Scan the entries below and report only how many lines contain "this".

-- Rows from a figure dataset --
============================================================
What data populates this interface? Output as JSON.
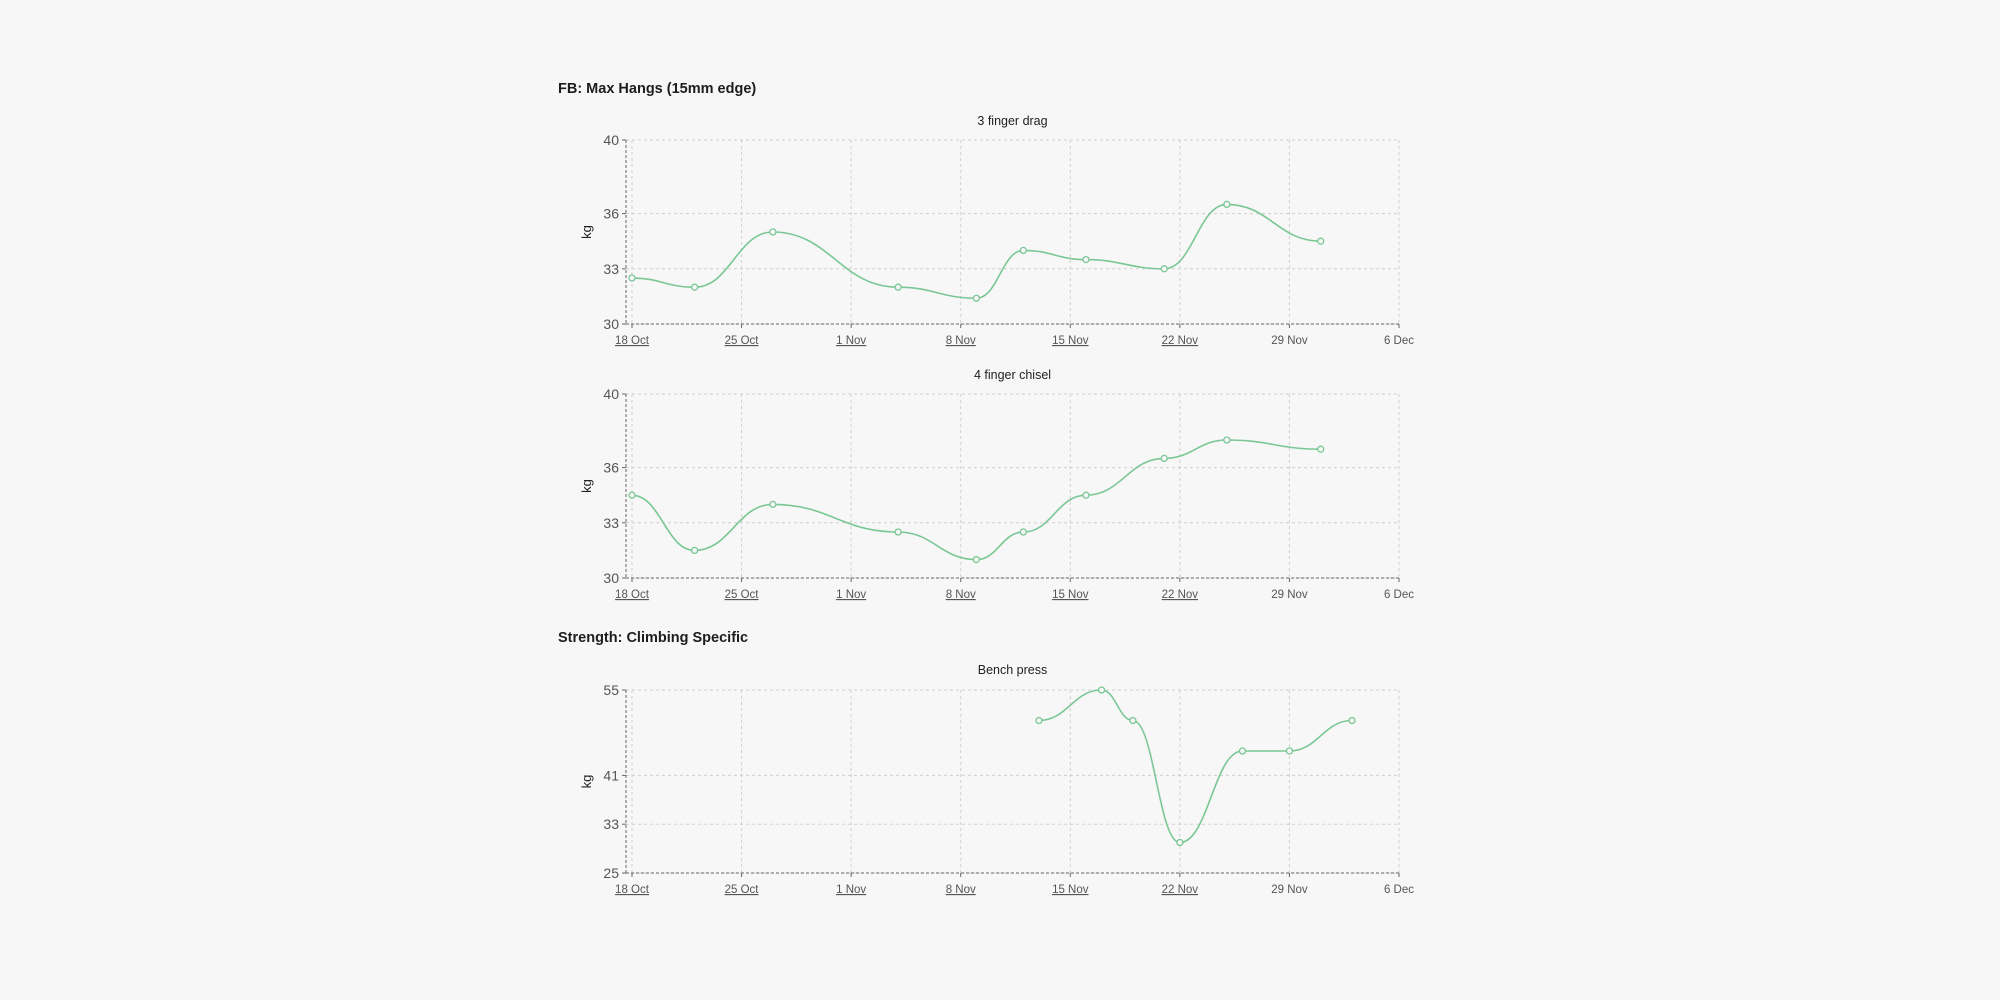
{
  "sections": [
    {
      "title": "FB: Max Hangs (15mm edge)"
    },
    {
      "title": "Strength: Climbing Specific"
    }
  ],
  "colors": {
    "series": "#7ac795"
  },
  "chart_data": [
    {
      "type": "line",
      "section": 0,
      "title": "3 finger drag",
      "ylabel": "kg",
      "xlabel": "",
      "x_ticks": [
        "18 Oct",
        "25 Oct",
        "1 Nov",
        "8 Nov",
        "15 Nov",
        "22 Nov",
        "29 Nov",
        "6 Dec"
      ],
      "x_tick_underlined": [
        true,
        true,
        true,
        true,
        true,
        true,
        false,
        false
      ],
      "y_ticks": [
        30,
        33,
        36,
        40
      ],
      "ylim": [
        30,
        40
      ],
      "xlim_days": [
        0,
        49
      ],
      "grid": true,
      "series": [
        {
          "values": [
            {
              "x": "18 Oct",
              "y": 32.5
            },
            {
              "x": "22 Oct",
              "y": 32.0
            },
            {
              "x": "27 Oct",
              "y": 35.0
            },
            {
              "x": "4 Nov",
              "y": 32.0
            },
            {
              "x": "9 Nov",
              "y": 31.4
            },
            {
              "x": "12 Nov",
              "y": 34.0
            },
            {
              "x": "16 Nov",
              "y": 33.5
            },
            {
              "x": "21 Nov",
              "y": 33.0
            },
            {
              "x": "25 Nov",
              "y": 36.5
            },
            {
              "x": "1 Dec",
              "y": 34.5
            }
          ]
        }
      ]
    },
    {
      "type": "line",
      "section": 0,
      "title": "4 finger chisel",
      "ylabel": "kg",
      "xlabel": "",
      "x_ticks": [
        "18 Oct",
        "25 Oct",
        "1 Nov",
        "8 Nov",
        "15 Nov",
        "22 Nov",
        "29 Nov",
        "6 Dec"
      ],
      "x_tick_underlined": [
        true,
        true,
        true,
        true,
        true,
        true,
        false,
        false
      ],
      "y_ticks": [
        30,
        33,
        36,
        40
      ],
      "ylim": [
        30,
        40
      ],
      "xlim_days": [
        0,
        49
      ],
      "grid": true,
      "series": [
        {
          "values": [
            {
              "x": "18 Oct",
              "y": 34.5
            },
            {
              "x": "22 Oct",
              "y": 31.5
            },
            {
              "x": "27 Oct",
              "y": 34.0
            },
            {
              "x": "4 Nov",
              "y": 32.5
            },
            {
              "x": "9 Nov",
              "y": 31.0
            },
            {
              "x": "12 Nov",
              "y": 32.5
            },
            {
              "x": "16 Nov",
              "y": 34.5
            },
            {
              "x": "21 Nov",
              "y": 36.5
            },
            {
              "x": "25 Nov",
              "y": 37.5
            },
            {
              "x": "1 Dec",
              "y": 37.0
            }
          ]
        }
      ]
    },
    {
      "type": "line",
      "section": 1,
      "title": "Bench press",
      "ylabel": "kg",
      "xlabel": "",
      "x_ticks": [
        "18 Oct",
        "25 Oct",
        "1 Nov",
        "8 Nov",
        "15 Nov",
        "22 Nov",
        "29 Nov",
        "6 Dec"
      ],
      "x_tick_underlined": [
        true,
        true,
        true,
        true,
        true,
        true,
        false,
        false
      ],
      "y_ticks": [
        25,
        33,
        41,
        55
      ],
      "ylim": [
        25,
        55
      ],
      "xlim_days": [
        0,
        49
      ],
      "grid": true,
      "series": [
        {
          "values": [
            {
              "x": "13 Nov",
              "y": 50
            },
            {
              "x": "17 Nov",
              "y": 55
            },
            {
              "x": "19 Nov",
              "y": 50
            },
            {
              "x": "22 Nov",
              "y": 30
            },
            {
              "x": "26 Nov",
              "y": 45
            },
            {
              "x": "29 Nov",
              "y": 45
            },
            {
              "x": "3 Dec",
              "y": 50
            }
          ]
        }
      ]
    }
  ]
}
============================================================
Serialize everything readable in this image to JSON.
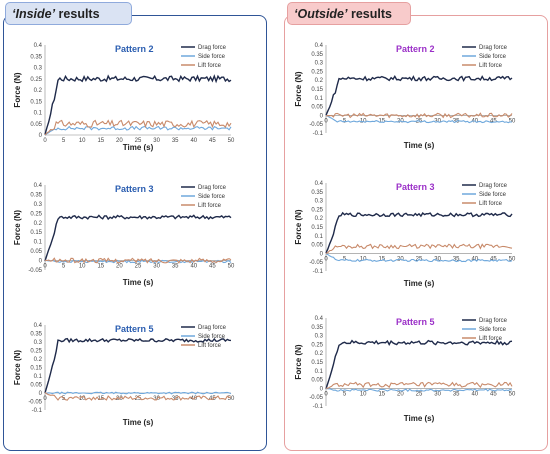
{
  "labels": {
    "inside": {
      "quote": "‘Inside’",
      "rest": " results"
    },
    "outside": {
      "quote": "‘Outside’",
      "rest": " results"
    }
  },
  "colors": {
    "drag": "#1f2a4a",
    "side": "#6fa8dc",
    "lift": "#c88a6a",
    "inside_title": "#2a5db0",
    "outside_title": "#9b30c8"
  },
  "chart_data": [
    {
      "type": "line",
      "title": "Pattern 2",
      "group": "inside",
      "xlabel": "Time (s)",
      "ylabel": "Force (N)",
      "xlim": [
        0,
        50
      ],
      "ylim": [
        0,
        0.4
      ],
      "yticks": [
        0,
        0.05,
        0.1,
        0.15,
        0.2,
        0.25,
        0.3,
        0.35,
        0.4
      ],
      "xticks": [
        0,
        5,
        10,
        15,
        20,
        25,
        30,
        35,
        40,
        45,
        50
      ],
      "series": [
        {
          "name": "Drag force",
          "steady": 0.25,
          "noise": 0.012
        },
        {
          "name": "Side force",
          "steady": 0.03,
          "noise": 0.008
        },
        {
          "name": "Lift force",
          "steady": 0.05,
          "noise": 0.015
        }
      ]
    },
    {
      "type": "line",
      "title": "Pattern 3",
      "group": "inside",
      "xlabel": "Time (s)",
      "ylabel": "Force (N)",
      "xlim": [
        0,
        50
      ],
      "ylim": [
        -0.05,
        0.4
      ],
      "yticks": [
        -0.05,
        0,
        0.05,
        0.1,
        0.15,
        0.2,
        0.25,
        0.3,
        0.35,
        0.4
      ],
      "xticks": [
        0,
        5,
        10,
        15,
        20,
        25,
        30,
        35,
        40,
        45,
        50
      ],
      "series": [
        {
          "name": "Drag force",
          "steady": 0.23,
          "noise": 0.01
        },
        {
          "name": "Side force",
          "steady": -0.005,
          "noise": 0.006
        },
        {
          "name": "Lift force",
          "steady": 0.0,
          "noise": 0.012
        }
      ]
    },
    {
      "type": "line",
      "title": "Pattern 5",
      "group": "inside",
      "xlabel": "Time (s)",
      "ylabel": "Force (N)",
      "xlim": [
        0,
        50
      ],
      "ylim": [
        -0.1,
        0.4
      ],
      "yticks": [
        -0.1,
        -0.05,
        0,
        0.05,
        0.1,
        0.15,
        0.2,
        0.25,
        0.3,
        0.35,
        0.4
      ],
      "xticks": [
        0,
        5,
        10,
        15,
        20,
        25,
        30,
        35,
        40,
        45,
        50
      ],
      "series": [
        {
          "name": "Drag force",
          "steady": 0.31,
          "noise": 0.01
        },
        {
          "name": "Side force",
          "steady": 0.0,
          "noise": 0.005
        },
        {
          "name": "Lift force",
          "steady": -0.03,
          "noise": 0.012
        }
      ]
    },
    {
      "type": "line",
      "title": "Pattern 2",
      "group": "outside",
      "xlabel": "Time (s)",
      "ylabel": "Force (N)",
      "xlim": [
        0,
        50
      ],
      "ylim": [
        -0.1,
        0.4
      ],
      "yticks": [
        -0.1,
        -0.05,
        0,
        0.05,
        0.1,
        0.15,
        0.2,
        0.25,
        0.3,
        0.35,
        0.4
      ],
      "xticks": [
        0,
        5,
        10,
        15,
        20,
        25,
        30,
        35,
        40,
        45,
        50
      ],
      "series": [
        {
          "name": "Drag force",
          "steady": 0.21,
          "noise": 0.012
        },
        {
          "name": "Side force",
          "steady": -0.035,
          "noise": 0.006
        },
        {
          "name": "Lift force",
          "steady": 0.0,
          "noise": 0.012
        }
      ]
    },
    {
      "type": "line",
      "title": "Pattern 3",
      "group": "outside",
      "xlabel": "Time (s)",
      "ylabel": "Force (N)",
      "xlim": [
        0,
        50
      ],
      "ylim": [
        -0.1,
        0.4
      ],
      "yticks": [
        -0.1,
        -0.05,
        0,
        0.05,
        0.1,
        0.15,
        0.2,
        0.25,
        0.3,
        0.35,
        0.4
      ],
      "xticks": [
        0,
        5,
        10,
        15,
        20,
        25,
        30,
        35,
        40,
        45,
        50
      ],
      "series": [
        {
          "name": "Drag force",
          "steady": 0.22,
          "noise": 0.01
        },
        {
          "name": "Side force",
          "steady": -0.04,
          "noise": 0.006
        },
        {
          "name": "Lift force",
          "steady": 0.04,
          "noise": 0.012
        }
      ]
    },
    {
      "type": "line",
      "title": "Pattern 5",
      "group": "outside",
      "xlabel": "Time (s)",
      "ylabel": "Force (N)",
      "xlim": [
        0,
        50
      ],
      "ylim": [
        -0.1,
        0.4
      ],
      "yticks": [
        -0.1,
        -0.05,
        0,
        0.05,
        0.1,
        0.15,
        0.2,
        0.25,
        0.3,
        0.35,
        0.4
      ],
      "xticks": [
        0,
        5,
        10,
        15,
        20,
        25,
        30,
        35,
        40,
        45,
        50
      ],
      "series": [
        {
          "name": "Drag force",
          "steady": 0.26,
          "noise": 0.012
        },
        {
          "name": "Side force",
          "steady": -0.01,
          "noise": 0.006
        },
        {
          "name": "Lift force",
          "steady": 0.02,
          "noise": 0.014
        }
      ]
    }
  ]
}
============================================================
-- WORKED SOLUTION --
2